Work to be completed ->
Can you write out the whole listing exactly?

Stored rows ->
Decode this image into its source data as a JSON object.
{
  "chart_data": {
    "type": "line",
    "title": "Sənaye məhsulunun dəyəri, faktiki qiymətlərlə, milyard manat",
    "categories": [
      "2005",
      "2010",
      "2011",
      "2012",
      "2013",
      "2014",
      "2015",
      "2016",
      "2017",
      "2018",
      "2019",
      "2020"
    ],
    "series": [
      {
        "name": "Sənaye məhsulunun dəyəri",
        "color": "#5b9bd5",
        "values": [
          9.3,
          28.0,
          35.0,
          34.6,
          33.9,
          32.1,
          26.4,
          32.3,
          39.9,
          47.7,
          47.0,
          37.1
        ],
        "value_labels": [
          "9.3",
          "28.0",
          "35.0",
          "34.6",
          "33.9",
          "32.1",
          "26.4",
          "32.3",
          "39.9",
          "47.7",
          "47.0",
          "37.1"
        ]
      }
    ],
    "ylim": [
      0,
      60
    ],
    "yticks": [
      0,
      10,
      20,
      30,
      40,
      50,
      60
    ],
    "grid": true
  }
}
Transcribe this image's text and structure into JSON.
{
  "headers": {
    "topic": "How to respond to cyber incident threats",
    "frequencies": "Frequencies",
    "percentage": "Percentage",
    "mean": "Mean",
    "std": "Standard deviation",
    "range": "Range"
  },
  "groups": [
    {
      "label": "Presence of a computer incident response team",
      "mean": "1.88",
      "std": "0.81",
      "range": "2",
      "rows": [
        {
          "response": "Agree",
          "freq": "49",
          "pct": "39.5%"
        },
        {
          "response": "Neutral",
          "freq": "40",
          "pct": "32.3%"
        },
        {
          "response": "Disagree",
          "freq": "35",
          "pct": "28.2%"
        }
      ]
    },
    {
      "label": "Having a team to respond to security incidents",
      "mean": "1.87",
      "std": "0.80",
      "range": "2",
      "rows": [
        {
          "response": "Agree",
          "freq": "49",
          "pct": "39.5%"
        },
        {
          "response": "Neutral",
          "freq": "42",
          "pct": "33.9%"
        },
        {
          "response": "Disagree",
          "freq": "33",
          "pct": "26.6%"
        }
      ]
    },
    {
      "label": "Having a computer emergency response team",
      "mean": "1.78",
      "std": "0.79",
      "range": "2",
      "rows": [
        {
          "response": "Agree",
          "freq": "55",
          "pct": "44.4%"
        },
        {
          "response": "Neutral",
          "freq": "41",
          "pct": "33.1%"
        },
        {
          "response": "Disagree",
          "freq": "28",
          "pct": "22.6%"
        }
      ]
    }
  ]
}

Response to the task ->
Decode this image into its source data as a JSON object.
{
  "chart_data": {
    "type": "line",
    "title": "Sənaye məhsulunun dəyəri, faktiki qiymətlərlə, milyard manat",
    "categories": [
      "2005",
      "2010",
      "2011",
      "2012",
      "2013",
      "2014",
      "2015",
      "2016",
      "2017",
      "2018",
      "2019",
      "2020"
    ],
    "series": [
      {
        "name": "Sənaye məhsulunun dəyəri",
        "color": "#5b9bd5",
        "values": [
          9.3,
          28.0,
          35.0,
          34.6,
          33.9,
          32.1,
          26.4,
          32.3,
          39.9,
          47.7,
          47.0,
          37.1
        ],
        "value_labels": [
          "9.3",
          "28.0",
          "35.0",
          "34.6",
          "33.9",
          "32.1",
          "26.4",
          "32.3",
          "39.9",
          "47.7",
          "47.0",
          "37.1"
        ]
      }
    ],
    "ylim": [
      0,
      60
    ],
    "yticks": [
      0,
      10,
      20,
      30,
      40,
      50,
      60
    ],
    "grid": true
  }
}
Transcribe this image's text and structure into JSON.
{
  "headers": {
    "topic": "How to respond to cyber incident threats",
    "frequencies": "Frequencies",
    "percentage": "Percentage",
    "mean": "Mean",
    "std": "Standard deviation",
    "range": "Range"
  },
  "groups": [
    {
      "label": "Presence of a computer incident response team",
      "mean": "1.88",
      "std": "0.81",
      "range": "2",
      "rows": [
        {
          "response": "Agree",
          "freq": "49",
          "pct": "39.5%"
        },
        {
          "response": "Neutral",
          "freq": "40",
          "pct": "32.3%"
        },
        {
          "response": "Disagree",
          "freq": "35",
          "pct": "28.2%"
        }
      ]
    },
    {
      "label": "Having a team to respond to security incidents",
      "mean": "1.87",
      "std": "0.80",
      "range": "2",
      "rows": [
        {
          "response": "Agree",
          "freq": "49",
          "pct": "39.5%"
        },
        {
          "response": "Neutral",
          "freq": "42",
          "pct": "33.9%"
        },
        {
          "response": "Disagree",
          "freq": "33",
          "pct": "26.6%"
        }
      ]
    },
    {
      "label": "Having a computer emergency response team",
      "mean": "1.78",
      "std": "0.79",
      "range": "2",
      "rows": [
        {
          "response": "Agree",
          "freq": "55",
          "pct": "44.4%"
        },
        {
          "response": "Neutral",
          "freq": "41",
          "pct": "33.1%"
        },
        {
          "response": "Disagree",
          "freq": "28",
          "pct": "22.6%"
        }
      ]
    }
  ]
}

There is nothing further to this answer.